**Document segment**
START
Here's a step-by-step guide to constructing a simple 14-band (2 x 7) audio spectrum analyzer using two MSGEQ7s and a chipKIT or Arduino microcontroller development platform.
I recently used a pair of MSGEQ7 seven-band audio spectrum analyzer chips to construct a rather cool display. In this first incarnation, we end up driving 14 LEDs -- seven each for the left and right audio channels.
To set the scene before we leap into the fray, let's take a look at this short video to get an idea of where we will end up.
Since I think this will be of interest to beginners, as well as practicing engineers, I will go slowly and take the time to explain some basic concepts here and there. In these cases, I'll kindly ask anyone who already knows this stuff to bear with me.
Let's start with the fact that my music source is my iPad. Since I want to keep things as simple as possible, I intend to drive everything from the iPad's headphone socket. The problem is that plugging anything into the headphone socket disables the internal speakers. Similarly, if you are using the iPad to drive a Bluetooth boom box, for example, plugging something into the iPad's headphone socket will terminate the Bluetooth audio feed. Thus, my first step was to purchase a stereo splitter cable on Amazon. This allows me to use the output from my headphone socket to drive both an external speaker system and my spectrum analyzer.
At the same time, I ordered two stereo audio cables and a cheap and cheerful amplifier and speaker system.
Choosing a microcontroller
We can construct this audio spectrum analyzer project using pretty much any microcontroller that supports the required set of features. Assuming we wish to display the left and right audio channels separately, we need at least two analog inputs, two regular digital outputs, and 14 pulse-width modulated (PWM) outputs. You could get by with just one analog input and seven PWM outputs if you merged the two channels (this will be discussed later).
If you wish, you could process the audio data using an eight-bit Arduino Mega microcontroller development platform with 256 Kbytes of Flash and 8 Kbytes of SRAM running at 16 MHz. You could also use an Arduino Uno (which supports only six PWM outputs) if you would be happy combining the left and right channels and losing one of the frequency bands. I decided to use a chipKIT MAX32 platform to process the audio data stream. This little beauty boasts a 32-bit processor running at 80 MHz, along with 512 Kbytes of Flash and 128 Kbytes of RAM.
The chipKIT MAX32 has the same physical footprint and the same input/output (I/O) pins as the Arduino Mega. Also, the integrated development environments (IDEs) for these two platforms are almost identical, which makes our lives a lot easier. The main thing to note is that the chipKIT MAX32 employs a 3.3V supply, while an Arduino Mega uses a 5V supply. This will affect some of the component values, but this will be noted at the appropriate points in the following discussions.
Introducing the MSGEQ7
The MSGEQ7 is a seven-band graphic equalizer chip you can buy for $4.95 from SparkFun. It will work with a 5V supply (like the Arduino Mega) or a 3.3V supply (like the chipKIT MAX32).
Inside the MSGEQ7 are seven band-pass filters tuned to 63 Hz, 160 Hz, 400 Hz, 1,000 Hz, 2,500 Hz, 6,250 Hz, and 16,000 Hz. Each filter has an associated peak detector, as illustrated below. The clever thing is that the outputs from the seven peak detectors are multiplexed together, which explains how everything fits into a teenie-weenie eight-pin package.
END
**Task directions**
In the spectrum analyzer guide, at what frequency does the chipKIT MAX32's 32-bit processor run?

**Extracted material**
START
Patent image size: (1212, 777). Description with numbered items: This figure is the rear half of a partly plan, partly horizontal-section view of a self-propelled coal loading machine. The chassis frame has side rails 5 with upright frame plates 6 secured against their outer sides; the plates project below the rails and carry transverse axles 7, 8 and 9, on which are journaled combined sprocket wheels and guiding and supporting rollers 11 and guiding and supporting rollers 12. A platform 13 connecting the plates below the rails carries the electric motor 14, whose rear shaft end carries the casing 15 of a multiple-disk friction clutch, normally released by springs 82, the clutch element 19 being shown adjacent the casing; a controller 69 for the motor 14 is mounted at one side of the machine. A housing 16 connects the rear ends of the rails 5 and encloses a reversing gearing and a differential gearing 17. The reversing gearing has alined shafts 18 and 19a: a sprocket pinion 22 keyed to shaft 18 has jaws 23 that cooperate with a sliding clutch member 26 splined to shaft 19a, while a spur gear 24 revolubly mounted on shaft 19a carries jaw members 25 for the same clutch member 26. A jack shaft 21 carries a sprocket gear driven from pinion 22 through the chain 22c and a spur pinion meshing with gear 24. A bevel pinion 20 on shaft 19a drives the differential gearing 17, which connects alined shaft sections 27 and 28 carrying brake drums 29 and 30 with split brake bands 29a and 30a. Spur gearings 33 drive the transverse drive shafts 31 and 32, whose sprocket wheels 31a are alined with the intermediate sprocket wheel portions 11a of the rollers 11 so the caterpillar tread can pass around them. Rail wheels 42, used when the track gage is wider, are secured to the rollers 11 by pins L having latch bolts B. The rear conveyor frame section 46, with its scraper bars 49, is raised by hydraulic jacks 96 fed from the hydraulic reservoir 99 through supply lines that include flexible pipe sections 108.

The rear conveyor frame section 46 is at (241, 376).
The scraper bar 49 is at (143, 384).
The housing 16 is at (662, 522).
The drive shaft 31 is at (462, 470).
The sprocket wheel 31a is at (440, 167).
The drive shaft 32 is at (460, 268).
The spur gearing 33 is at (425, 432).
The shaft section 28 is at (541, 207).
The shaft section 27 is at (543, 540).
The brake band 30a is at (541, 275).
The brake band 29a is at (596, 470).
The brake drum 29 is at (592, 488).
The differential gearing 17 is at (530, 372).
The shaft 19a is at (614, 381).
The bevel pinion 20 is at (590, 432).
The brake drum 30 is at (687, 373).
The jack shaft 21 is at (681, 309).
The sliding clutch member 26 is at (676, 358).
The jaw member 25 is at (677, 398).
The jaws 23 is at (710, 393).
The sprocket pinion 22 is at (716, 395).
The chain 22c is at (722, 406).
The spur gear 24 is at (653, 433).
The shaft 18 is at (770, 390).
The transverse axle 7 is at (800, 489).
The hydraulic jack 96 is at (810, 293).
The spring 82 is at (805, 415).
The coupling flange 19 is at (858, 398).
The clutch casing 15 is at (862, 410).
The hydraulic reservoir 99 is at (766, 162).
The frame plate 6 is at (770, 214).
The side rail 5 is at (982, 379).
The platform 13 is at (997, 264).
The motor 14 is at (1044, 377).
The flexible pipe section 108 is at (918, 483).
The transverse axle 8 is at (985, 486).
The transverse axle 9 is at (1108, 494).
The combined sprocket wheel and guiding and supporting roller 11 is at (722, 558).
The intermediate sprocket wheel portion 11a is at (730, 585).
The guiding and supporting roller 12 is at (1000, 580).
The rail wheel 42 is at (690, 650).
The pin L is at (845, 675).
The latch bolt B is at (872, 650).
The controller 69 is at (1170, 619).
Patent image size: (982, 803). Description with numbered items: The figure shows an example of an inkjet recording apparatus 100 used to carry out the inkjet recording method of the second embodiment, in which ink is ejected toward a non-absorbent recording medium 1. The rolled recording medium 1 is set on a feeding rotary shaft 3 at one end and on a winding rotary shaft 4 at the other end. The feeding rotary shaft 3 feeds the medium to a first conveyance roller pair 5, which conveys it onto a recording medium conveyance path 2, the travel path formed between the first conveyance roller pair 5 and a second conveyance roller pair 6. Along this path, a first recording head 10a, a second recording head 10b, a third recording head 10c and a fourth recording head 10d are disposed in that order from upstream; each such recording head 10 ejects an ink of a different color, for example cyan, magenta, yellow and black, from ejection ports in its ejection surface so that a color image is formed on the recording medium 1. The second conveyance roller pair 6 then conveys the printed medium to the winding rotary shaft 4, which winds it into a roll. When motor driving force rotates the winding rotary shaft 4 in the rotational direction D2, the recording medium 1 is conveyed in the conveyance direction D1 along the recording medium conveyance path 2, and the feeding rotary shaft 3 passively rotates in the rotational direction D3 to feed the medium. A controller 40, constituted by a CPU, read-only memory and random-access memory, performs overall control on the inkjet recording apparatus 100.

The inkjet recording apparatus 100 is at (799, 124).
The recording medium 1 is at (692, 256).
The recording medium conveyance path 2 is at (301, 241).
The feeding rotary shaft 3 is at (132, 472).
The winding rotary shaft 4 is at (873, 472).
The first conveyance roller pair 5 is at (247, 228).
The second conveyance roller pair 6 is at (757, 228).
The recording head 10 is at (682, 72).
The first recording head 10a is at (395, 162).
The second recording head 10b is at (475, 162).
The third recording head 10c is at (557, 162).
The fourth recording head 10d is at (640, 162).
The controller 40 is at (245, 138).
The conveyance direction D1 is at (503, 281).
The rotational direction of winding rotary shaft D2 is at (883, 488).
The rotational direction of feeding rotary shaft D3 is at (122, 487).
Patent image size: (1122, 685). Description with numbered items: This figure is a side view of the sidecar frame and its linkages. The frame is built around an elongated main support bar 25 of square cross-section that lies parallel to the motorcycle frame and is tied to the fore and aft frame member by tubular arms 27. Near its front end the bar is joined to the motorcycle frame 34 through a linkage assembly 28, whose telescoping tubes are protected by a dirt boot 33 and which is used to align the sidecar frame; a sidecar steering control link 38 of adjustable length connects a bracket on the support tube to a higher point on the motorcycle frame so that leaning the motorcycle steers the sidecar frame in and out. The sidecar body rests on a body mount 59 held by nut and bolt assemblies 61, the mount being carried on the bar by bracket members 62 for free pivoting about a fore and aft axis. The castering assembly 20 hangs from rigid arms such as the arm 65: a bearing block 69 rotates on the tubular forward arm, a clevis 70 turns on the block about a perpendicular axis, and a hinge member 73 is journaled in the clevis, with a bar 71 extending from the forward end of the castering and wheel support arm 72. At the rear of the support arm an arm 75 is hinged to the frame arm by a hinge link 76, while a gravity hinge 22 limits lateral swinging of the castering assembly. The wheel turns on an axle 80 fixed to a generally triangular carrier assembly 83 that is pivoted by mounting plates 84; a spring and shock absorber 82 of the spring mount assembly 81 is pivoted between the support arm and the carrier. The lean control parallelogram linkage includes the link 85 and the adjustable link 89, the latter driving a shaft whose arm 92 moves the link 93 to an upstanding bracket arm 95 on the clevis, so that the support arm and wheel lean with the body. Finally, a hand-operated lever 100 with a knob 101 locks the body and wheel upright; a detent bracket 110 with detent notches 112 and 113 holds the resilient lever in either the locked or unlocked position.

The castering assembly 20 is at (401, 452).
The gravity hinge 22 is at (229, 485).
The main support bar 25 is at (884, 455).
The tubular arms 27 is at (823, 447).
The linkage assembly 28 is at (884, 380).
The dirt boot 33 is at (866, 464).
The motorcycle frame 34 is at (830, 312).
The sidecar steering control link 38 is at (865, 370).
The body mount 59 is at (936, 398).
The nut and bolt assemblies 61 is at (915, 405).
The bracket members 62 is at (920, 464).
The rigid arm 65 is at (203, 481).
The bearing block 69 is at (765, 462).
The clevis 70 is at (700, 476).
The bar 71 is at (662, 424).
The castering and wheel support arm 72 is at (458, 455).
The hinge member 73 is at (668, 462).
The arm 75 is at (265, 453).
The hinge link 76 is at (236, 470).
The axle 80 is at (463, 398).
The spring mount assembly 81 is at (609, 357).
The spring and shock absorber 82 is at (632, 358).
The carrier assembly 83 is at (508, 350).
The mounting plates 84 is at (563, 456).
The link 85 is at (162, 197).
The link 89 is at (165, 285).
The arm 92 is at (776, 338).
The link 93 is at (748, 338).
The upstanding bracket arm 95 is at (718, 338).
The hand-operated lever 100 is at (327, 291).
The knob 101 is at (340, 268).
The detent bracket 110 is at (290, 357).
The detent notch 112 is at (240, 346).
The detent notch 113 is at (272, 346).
END
**Written answer**
80 MHz